**Work to complete:** Search the listing below for the string "values" and copy every line where it occurs.

Items from a figure collection:
::::

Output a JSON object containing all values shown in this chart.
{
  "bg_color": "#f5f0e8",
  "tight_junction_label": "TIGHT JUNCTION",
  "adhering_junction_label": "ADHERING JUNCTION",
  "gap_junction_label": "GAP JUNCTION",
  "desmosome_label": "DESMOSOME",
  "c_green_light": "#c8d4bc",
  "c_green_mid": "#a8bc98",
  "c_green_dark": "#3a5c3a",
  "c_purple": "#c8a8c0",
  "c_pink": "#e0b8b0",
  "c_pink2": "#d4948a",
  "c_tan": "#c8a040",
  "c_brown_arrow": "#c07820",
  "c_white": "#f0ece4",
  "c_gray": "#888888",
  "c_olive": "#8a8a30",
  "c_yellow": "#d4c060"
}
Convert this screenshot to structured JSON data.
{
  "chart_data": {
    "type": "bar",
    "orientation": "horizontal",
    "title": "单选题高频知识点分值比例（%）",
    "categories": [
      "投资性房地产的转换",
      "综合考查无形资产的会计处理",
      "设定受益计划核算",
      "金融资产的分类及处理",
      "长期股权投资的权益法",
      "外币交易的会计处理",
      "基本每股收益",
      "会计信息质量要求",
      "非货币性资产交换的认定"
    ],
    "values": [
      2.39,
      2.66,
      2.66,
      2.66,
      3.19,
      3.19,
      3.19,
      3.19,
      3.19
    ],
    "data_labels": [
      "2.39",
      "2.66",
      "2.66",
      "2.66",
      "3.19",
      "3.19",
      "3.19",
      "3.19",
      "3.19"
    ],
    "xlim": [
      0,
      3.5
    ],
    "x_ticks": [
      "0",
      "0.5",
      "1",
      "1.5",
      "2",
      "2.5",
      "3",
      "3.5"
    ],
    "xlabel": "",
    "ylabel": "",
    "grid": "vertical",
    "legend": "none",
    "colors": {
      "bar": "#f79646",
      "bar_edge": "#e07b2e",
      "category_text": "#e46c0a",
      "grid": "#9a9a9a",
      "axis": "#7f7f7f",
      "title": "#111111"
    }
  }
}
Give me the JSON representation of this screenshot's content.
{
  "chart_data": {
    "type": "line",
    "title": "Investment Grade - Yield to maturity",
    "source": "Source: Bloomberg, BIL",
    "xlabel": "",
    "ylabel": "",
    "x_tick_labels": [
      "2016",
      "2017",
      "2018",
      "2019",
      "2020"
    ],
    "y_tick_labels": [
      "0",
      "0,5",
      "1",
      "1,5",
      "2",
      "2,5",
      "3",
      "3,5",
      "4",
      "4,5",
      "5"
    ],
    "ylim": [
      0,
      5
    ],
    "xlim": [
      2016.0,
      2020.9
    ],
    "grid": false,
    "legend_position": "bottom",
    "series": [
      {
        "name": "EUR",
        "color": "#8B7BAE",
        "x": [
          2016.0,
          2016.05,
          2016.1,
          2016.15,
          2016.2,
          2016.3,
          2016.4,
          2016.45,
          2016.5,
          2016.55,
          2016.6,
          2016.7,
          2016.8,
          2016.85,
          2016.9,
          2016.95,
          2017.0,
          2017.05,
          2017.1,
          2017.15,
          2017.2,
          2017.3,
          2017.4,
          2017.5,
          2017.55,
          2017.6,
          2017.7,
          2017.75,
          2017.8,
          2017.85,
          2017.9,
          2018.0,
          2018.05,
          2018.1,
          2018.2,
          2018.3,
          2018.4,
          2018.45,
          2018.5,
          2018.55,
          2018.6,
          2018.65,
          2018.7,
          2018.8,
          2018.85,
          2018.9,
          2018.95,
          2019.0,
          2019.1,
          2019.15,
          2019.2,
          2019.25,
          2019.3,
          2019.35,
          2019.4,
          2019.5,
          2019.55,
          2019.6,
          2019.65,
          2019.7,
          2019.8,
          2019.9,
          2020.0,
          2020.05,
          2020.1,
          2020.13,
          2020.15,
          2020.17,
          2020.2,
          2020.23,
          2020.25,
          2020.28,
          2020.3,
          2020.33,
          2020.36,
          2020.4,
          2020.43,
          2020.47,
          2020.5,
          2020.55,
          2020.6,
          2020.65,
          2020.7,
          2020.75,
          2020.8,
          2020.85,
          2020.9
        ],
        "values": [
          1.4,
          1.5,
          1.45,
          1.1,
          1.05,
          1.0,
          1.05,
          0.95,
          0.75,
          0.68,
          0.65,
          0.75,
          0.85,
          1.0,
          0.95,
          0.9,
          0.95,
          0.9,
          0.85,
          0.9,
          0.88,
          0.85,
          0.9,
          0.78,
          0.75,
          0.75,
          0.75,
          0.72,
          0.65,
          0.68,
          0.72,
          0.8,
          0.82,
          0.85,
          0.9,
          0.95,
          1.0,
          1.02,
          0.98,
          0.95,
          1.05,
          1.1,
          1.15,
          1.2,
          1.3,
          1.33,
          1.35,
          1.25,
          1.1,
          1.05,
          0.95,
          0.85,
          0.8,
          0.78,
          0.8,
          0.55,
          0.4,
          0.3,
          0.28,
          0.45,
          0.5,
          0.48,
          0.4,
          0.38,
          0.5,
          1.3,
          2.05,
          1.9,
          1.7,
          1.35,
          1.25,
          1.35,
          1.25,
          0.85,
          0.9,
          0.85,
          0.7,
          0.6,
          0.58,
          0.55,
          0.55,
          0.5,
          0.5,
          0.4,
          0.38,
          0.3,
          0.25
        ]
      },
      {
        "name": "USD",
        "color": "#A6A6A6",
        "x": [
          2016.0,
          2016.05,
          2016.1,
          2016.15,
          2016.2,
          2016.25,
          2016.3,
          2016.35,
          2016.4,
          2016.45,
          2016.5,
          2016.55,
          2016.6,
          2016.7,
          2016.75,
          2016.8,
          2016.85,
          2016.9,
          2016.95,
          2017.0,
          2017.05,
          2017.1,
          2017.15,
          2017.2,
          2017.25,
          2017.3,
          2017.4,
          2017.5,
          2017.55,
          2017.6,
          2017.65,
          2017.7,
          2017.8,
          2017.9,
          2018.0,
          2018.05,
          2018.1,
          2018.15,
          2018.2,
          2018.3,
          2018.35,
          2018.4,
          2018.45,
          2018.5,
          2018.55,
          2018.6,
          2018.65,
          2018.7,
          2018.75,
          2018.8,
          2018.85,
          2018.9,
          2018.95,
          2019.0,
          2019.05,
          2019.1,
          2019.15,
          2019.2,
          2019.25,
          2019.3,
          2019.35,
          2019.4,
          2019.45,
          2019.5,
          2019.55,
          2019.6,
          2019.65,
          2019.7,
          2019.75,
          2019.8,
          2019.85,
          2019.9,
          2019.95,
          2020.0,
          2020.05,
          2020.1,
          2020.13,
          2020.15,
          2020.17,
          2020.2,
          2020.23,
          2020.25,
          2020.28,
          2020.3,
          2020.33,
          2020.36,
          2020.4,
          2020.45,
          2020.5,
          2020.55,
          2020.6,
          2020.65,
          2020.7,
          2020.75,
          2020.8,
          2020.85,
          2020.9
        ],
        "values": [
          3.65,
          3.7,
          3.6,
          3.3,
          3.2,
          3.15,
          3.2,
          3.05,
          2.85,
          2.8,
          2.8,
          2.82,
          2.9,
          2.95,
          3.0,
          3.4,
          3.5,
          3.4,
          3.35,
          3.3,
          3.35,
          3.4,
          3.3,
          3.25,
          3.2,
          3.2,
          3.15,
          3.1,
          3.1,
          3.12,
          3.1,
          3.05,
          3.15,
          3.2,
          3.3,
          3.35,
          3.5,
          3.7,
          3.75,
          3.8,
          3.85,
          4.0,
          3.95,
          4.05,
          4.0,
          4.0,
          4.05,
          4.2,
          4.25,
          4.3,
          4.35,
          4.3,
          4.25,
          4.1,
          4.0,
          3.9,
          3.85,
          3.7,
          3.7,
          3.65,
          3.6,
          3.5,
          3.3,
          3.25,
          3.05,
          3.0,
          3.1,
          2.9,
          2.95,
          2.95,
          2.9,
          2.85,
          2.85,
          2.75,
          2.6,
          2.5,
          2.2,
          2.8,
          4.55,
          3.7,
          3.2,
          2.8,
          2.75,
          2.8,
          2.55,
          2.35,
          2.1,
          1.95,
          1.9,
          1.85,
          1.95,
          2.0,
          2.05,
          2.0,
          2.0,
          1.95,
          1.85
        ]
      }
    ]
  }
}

::::

**Solution:**
Output a JSON object containing all values shown in this chart.
    "values": [
        "values": [
        "values": [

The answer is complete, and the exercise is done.